• _The exercise_: Pull out every line below holding the word "подчиненными".

• _Supplied information_:
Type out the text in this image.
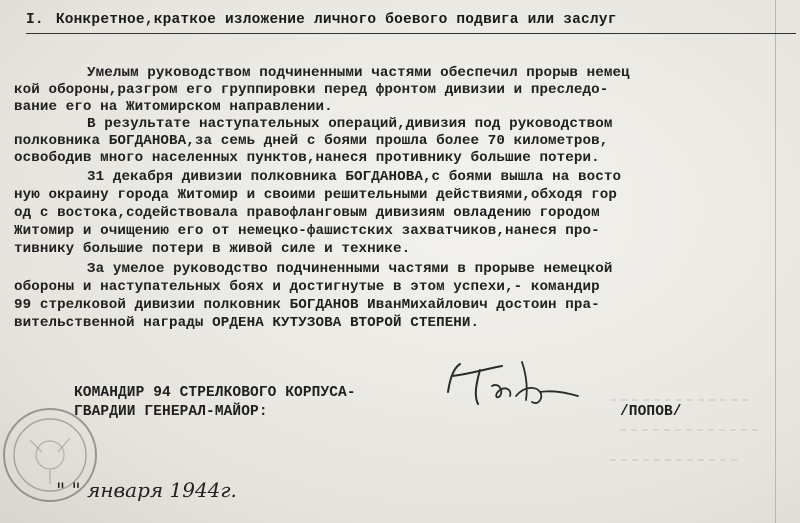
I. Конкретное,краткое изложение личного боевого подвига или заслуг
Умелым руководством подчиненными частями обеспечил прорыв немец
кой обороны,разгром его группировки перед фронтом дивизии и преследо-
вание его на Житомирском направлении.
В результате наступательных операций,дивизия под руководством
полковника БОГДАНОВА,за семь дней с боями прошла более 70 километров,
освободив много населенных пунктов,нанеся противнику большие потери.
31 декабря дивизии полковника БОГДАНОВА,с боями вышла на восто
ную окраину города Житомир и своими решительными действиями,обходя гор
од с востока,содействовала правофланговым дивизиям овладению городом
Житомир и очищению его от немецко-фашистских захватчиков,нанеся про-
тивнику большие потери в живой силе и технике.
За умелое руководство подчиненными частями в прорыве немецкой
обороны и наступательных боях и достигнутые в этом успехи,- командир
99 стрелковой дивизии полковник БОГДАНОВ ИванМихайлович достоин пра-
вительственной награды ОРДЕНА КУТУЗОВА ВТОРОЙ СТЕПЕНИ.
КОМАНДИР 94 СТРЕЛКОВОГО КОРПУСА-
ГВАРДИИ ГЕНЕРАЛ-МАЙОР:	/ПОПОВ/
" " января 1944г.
...
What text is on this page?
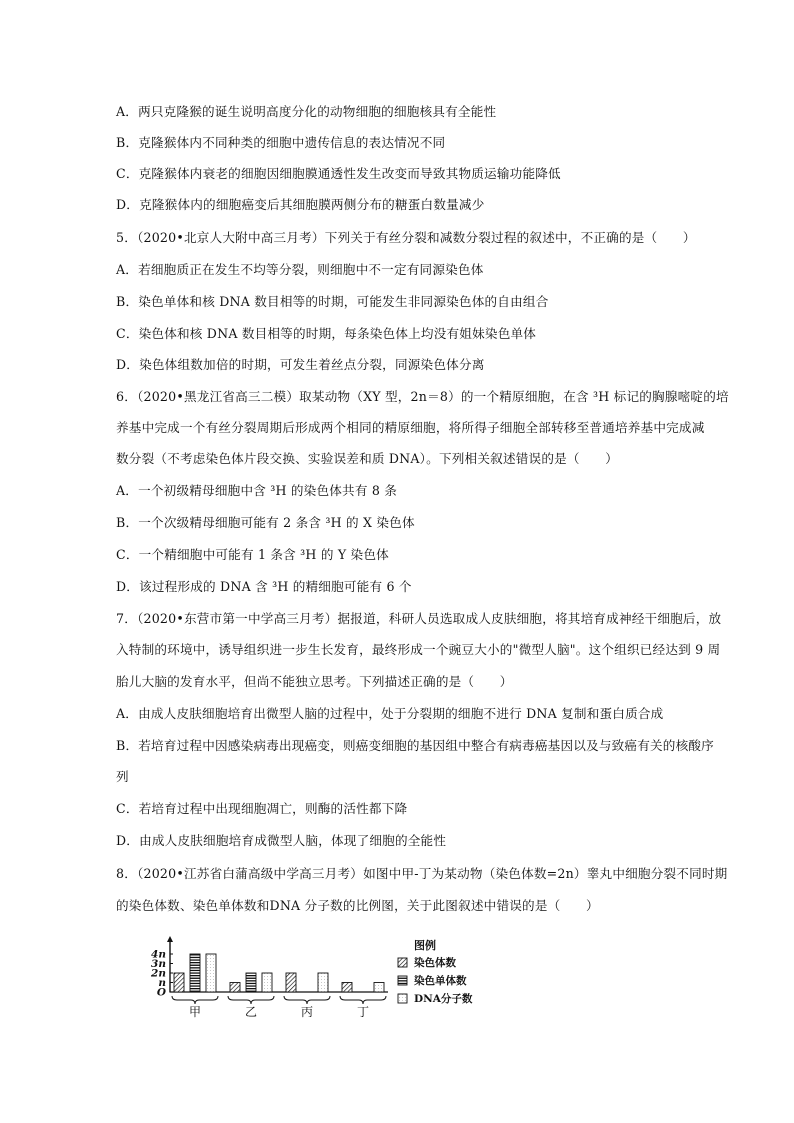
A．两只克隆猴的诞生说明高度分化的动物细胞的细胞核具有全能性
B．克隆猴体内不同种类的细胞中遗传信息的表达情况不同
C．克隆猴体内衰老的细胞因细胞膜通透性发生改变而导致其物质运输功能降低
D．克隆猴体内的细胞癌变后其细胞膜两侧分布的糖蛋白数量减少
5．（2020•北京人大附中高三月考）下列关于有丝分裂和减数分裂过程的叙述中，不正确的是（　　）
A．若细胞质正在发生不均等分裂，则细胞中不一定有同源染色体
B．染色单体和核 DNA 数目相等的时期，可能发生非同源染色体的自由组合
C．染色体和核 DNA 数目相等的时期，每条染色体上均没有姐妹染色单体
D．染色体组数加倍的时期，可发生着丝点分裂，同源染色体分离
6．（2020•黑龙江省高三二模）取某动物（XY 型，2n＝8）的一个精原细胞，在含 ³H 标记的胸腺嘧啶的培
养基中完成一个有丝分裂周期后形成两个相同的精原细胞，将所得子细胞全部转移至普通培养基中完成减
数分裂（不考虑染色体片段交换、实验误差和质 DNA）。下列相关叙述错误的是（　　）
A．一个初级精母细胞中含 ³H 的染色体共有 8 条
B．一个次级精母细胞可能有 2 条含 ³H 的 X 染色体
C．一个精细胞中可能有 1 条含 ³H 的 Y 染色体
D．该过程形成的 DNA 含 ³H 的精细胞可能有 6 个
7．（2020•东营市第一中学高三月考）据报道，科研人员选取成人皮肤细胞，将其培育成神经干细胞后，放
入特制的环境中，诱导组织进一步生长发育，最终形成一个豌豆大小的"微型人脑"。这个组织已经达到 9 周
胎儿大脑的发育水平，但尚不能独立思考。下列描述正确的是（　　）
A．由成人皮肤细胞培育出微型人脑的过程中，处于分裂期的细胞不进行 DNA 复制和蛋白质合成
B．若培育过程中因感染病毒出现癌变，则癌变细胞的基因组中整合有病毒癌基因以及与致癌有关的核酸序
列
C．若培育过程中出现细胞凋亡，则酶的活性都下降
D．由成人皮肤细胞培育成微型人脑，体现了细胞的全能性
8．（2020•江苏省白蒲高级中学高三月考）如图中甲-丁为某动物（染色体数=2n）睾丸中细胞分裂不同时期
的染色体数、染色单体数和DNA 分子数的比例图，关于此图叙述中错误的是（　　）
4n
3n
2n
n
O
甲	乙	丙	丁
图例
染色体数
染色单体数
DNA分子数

• _Full output_:
Умелым руководством подчиненными частями обеспечил прорыв немец
За умелое руководство подчиненными частями в прорыве немецкой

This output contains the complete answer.